EXTRACTED ENTRIES =

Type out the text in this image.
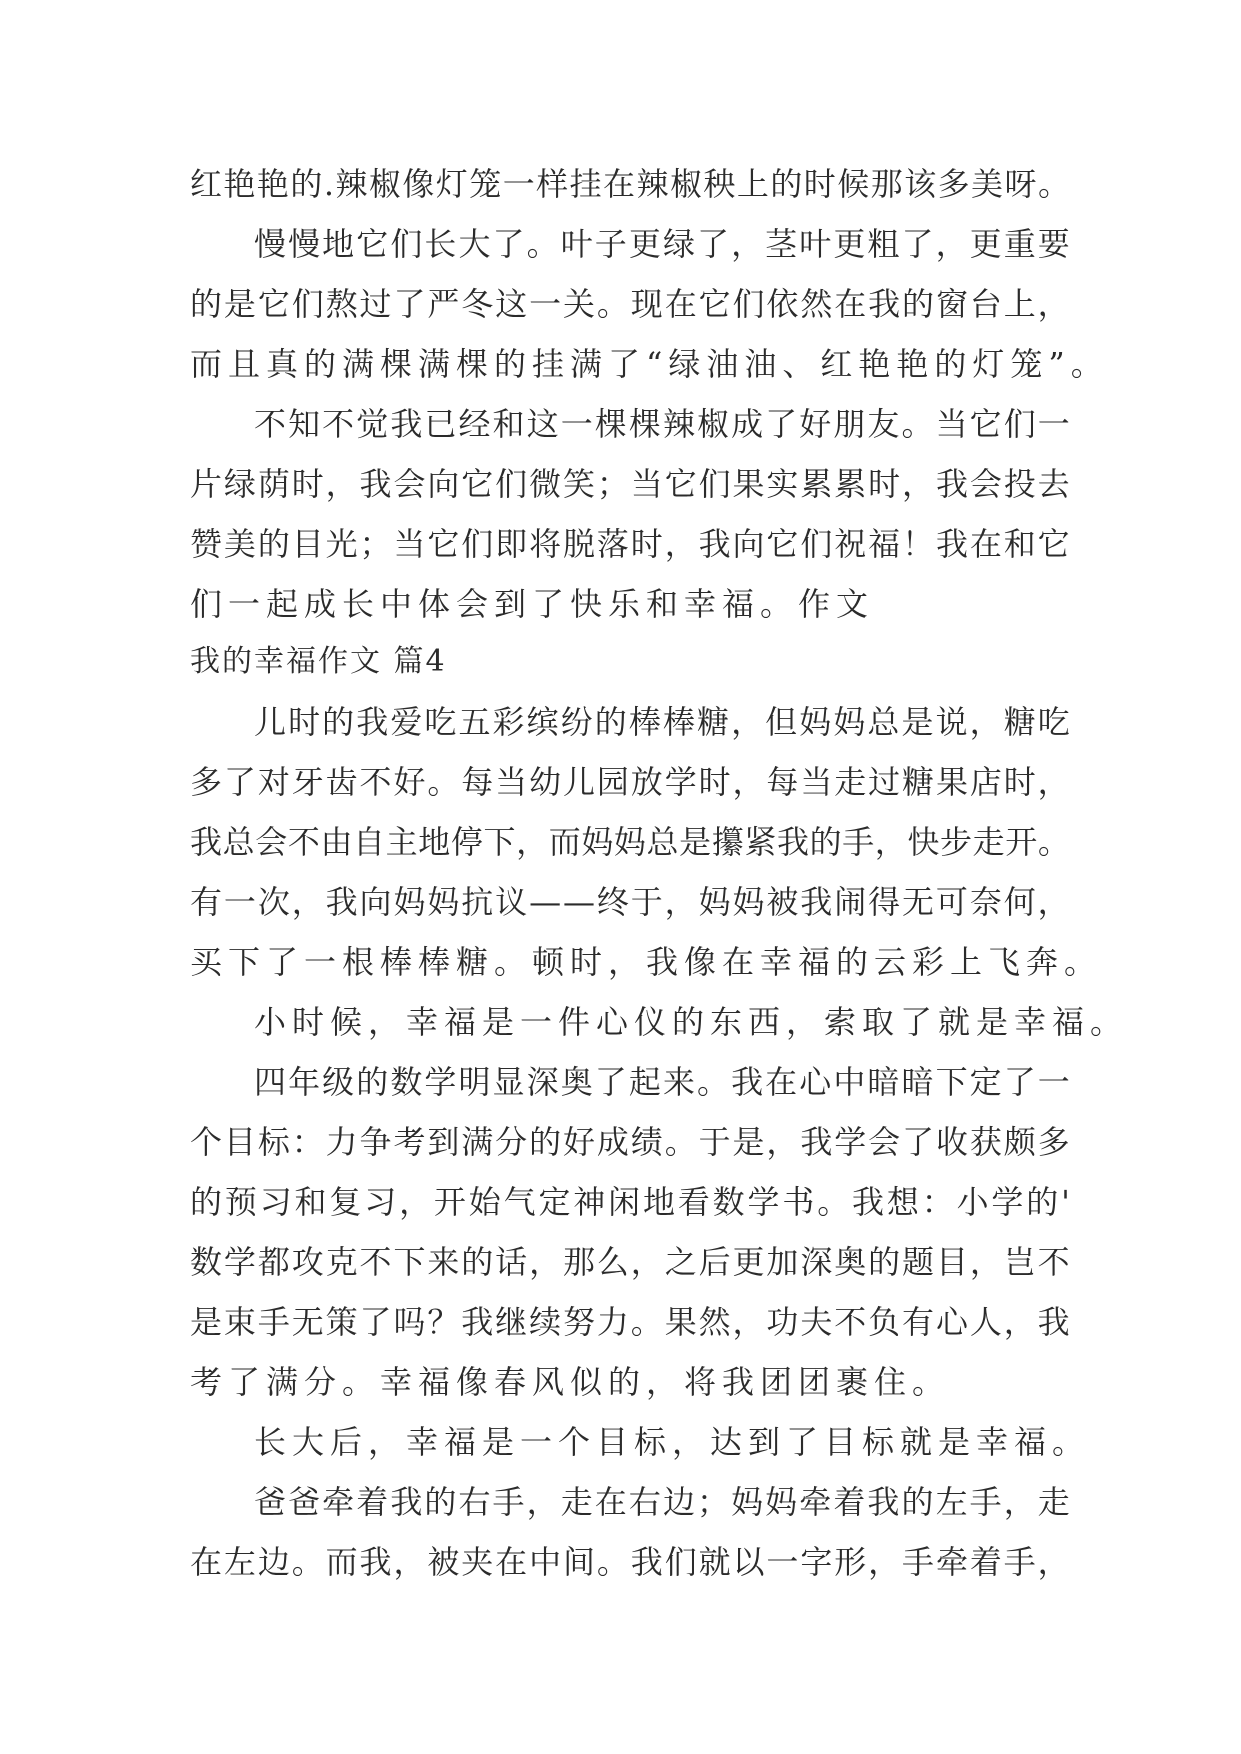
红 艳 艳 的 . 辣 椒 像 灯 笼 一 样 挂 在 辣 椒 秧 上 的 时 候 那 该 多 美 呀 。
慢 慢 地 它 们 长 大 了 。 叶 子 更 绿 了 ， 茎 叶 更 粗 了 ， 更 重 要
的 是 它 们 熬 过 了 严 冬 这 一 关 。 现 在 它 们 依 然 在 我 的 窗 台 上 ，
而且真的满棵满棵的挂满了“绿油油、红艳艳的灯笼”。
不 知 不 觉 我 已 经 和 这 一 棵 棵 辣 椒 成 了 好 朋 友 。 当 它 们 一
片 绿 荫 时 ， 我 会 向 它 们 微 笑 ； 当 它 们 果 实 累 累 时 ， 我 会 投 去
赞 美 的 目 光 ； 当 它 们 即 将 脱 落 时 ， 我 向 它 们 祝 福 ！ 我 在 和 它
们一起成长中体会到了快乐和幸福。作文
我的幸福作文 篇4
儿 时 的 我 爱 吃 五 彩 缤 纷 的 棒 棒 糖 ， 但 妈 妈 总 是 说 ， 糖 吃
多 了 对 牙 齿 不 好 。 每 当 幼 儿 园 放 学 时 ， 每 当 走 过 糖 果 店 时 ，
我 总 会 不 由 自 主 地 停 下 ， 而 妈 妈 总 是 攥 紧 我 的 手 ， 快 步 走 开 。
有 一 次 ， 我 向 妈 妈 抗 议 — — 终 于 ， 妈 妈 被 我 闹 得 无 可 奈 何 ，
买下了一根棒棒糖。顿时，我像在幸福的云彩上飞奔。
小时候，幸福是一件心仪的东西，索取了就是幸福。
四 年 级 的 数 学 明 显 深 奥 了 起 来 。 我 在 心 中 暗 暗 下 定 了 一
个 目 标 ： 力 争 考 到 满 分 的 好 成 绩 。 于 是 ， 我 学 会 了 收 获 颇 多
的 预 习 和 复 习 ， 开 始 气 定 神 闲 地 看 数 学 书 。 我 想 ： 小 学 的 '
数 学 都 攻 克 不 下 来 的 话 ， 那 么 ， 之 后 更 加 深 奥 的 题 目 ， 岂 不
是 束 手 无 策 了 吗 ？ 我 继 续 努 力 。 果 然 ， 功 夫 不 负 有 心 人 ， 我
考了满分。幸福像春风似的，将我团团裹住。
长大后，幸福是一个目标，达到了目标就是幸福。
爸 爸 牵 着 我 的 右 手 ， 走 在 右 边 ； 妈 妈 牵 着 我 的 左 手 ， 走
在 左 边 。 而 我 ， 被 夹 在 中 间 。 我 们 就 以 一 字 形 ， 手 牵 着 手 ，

* * *

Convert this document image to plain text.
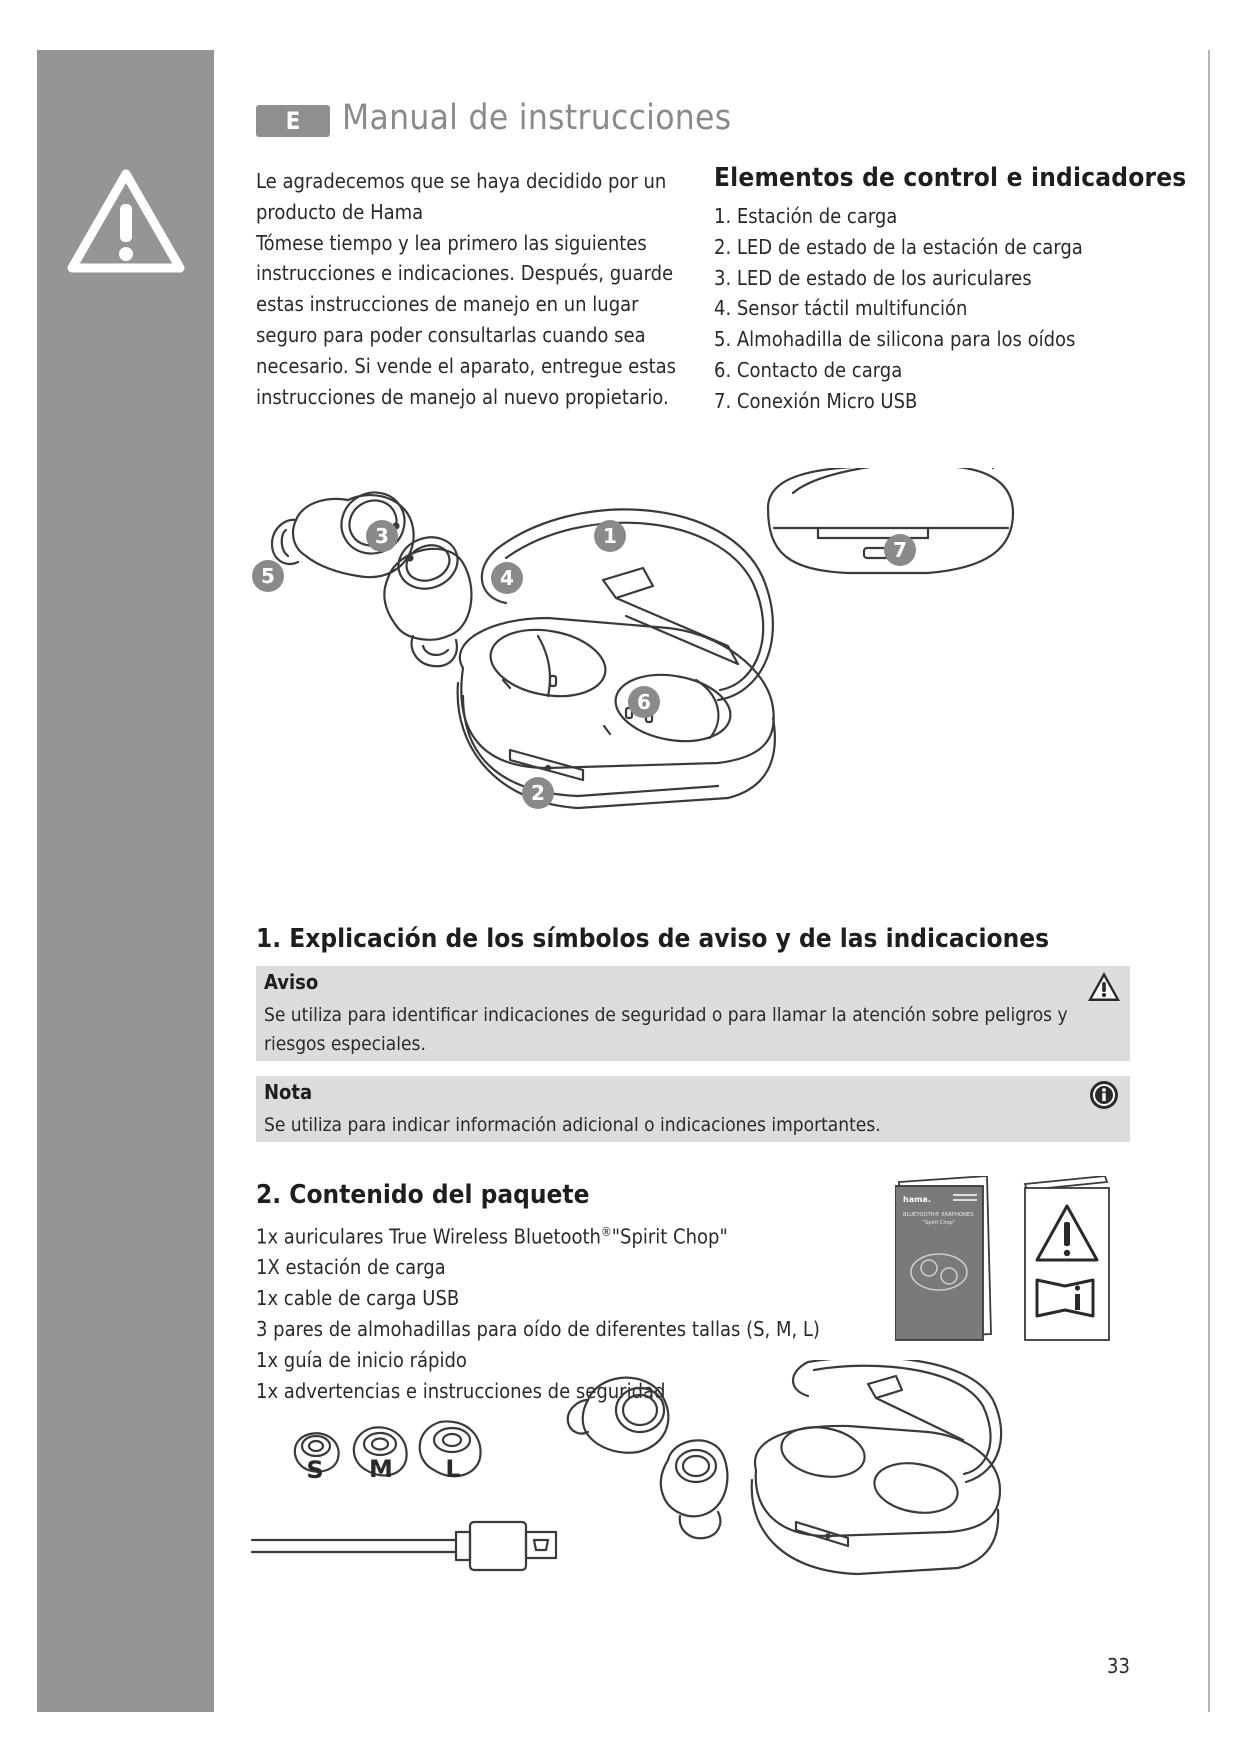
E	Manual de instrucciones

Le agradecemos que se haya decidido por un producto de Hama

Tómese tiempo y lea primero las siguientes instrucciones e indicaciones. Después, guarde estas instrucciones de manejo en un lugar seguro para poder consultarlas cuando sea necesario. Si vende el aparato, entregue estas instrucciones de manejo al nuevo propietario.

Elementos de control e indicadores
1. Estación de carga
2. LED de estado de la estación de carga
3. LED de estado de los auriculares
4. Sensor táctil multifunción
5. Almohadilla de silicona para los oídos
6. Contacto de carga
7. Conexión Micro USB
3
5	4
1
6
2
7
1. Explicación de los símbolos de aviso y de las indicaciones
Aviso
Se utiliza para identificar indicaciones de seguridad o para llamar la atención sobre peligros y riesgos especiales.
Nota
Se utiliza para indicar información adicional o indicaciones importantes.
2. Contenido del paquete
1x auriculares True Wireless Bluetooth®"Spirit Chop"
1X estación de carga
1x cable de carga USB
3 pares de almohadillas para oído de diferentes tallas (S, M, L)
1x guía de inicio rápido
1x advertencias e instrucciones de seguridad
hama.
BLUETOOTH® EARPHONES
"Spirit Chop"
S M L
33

SET EXERCISE =
Your task is to list each line of the records with the word "text".

FULL OUTPUT =
Type out the text in this image.
Convert this document image to plain text.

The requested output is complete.